- STATED TASK: Search the material for the word "blanco" and copy each line that holds it.

- PROVIDED ENTRIES:
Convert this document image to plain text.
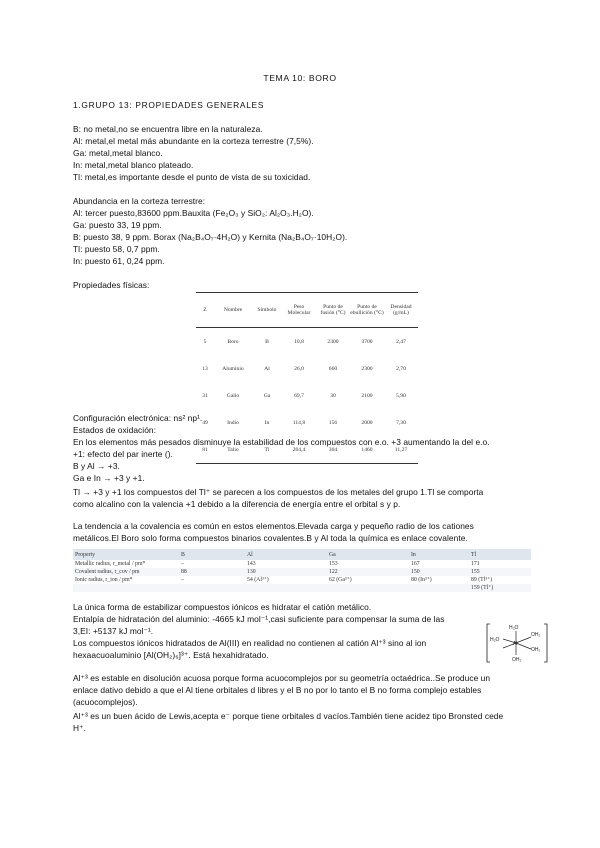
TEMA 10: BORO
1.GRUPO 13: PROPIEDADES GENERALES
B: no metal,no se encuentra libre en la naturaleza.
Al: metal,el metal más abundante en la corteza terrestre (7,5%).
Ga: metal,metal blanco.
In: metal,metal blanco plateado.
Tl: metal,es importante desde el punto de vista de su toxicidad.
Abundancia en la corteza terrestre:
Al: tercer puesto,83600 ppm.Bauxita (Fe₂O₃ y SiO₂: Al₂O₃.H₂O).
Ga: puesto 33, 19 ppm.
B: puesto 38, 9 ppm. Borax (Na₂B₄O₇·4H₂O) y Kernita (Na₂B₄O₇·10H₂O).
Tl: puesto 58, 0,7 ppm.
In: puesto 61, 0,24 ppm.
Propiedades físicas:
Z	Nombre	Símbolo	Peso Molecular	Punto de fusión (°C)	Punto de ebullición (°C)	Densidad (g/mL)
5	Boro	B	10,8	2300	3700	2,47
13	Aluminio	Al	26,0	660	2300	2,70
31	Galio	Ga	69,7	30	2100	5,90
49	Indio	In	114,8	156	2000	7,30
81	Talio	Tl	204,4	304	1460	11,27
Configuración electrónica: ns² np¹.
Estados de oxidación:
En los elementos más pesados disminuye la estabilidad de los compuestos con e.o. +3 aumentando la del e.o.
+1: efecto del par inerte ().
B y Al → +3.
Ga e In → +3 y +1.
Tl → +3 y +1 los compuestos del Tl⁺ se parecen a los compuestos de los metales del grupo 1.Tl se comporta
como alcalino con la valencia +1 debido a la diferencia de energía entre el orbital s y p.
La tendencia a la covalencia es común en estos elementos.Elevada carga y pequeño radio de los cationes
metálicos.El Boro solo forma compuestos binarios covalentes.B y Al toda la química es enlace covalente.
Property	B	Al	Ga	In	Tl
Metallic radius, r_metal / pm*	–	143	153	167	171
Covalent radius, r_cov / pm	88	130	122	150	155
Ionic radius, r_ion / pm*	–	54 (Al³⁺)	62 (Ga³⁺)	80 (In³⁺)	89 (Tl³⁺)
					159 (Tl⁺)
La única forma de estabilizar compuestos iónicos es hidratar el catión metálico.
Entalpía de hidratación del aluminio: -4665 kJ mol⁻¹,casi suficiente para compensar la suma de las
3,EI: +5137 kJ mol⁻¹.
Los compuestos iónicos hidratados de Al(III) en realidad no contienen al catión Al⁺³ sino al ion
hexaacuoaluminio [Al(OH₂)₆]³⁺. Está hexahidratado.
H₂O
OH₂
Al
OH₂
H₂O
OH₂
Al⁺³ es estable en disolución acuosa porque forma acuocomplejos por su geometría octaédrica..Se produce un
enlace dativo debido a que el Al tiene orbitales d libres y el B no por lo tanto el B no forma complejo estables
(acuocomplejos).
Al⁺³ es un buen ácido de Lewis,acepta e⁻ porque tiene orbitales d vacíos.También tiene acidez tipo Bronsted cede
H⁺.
---
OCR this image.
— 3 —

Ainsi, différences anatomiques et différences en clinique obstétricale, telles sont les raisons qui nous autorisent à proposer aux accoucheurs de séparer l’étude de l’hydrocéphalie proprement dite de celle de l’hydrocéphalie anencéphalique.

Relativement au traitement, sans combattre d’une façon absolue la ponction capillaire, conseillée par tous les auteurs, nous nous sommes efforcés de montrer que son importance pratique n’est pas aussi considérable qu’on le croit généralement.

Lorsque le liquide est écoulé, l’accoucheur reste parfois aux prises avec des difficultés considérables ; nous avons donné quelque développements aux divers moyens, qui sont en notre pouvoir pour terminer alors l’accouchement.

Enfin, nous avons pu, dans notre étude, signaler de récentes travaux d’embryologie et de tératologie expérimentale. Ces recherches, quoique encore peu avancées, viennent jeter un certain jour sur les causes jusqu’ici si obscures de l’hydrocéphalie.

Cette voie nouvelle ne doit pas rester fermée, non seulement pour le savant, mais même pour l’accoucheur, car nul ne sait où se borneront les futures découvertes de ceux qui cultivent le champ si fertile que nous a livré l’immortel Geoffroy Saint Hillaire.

- TASK RESULT:
Ga: metal,metal blanco.
In: metal,metal blanco plateado.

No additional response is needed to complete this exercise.